= AIM OF THE TASK =
Review the lines that follow and copy each one that contains the word "page".

Stored records
++++++++++++++++++++

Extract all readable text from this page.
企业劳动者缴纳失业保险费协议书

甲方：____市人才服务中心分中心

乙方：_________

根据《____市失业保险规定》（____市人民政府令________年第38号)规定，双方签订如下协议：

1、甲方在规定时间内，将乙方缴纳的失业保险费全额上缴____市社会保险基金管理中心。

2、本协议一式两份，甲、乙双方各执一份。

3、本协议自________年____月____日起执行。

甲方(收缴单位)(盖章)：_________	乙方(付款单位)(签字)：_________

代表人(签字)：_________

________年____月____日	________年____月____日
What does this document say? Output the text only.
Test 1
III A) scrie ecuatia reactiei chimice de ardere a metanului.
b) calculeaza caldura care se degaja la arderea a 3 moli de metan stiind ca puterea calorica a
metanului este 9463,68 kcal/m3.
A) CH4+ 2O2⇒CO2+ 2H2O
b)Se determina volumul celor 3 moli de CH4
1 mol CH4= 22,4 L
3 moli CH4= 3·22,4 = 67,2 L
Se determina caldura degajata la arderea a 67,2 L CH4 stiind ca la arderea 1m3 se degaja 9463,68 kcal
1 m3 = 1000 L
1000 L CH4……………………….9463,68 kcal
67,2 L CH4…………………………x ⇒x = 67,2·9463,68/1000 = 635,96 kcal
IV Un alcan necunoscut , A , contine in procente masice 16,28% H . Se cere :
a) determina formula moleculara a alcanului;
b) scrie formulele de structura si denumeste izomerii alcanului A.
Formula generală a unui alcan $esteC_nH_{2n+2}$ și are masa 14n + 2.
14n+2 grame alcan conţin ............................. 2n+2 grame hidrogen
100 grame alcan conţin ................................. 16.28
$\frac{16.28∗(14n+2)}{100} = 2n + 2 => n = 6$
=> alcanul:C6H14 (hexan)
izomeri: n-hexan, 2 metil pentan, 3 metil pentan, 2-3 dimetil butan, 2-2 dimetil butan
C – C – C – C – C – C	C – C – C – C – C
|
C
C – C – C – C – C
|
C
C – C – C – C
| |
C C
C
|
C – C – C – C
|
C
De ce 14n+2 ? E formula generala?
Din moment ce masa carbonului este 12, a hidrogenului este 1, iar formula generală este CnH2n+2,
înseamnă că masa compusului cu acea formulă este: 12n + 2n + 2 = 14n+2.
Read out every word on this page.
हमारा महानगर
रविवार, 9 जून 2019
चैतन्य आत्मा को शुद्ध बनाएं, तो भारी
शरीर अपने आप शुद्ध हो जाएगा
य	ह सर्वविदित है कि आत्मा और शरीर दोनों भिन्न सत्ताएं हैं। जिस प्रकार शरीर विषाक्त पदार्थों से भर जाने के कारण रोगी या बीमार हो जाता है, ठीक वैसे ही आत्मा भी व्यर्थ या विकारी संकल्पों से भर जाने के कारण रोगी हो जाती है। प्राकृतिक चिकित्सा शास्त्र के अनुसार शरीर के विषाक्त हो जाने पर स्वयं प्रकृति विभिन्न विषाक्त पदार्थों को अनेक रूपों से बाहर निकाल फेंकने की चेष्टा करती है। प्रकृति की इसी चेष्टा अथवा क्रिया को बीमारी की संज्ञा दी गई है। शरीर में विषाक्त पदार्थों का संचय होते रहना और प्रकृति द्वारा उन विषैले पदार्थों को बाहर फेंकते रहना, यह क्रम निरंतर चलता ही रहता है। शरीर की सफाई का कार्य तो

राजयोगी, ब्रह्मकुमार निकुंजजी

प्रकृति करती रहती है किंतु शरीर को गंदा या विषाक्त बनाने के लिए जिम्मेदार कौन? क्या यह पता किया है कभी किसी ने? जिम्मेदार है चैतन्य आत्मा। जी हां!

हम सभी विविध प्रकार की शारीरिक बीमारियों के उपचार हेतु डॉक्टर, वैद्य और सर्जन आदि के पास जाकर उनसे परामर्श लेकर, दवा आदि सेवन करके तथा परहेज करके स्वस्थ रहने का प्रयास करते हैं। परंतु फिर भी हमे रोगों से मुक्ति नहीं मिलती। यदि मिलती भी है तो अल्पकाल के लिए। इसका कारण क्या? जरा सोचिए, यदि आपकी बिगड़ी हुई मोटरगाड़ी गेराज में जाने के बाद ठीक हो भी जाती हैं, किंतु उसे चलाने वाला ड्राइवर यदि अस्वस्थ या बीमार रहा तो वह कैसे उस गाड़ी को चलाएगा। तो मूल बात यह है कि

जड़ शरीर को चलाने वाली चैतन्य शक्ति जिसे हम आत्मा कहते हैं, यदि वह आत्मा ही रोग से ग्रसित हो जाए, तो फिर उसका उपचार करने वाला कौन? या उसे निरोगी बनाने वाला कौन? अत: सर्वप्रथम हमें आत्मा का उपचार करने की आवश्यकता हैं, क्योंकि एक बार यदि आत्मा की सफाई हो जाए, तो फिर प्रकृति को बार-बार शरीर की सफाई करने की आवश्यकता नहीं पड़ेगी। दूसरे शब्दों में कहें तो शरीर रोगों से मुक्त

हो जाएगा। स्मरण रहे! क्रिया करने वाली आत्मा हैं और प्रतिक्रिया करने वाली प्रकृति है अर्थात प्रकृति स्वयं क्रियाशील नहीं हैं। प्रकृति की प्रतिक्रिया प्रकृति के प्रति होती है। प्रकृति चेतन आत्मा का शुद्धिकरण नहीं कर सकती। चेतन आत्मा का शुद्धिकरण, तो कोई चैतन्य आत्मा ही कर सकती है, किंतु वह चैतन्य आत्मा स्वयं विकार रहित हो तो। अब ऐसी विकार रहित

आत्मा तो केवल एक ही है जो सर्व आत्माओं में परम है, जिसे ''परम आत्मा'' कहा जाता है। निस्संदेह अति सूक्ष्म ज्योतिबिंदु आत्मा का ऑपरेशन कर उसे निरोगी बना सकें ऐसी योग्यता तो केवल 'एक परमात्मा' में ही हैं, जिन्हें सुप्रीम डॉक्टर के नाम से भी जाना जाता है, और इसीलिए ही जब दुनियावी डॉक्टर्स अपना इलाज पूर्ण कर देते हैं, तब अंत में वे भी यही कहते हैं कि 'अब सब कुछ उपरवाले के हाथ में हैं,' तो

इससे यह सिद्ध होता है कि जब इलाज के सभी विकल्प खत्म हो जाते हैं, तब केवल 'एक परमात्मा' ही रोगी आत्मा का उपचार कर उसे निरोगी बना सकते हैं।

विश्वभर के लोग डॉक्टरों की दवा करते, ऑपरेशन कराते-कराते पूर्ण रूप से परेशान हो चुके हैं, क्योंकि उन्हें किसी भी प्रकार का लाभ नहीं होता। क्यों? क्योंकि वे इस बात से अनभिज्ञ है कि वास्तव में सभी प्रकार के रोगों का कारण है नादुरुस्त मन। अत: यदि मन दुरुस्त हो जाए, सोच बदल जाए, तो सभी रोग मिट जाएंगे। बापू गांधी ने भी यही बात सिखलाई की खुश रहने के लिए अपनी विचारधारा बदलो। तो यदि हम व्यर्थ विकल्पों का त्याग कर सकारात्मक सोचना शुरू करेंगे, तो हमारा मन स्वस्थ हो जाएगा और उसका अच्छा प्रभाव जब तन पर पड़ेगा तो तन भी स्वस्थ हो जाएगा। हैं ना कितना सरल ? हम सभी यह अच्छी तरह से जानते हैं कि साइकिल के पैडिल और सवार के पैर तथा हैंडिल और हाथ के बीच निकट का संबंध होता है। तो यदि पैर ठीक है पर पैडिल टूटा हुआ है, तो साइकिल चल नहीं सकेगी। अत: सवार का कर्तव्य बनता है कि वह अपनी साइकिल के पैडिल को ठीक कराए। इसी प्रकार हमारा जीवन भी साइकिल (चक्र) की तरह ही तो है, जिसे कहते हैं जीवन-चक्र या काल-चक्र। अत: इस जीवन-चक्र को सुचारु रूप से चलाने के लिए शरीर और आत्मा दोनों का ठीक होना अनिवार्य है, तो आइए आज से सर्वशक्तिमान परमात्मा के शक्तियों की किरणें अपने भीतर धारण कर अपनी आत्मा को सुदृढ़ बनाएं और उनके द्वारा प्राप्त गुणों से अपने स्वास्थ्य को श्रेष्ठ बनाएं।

++++++++++++++++++++

= SOLUTION FOR THIS PROBLEM =
Extract all readable text from this page.
Read out every word on this page.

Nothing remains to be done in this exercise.